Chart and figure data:
— Begin —

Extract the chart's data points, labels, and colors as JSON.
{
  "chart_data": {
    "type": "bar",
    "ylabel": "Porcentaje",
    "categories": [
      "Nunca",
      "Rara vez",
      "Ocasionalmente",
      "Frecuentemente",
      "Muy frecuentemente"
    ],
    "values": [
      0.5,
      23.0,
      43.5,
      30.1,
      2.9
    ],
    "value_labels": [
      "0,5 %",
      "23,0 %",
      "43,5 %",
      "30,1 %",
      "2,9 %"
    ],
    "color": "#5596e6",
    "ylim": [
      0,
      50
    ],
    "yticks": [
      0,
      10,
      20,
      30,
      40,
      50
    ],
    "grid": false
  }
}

— End —

**Directions**
Write all of the records out again exactly.

**Written response**
Extract the chart's data points, labels, and colors as JSON.
{
  "chart_data": {
    "type": "bar",
    "ylabel": "Porcentaje",
    "categories": [
      "Nunca",
      "Rara vez",
      "Ocasionalmente",
      "Frecuentemente",
      "Muy frecuentemente"
    ],
    "values": [
      0.5,
      23.0,
      43.5,
      30.1,
      2.9
    ],
    "value_labels": [
      "0,5 %",
      "23,0 %",
      "43,5 %",
      "30,1 %",
      "2,9 %"
    ],
    "color": "#5596e6",
    "ylim": [
      0,
      50
    ],
    "yticks": [
      0,
      10,
      20,
      30,
      40,
      50
    ],
    "grid": false
  }
}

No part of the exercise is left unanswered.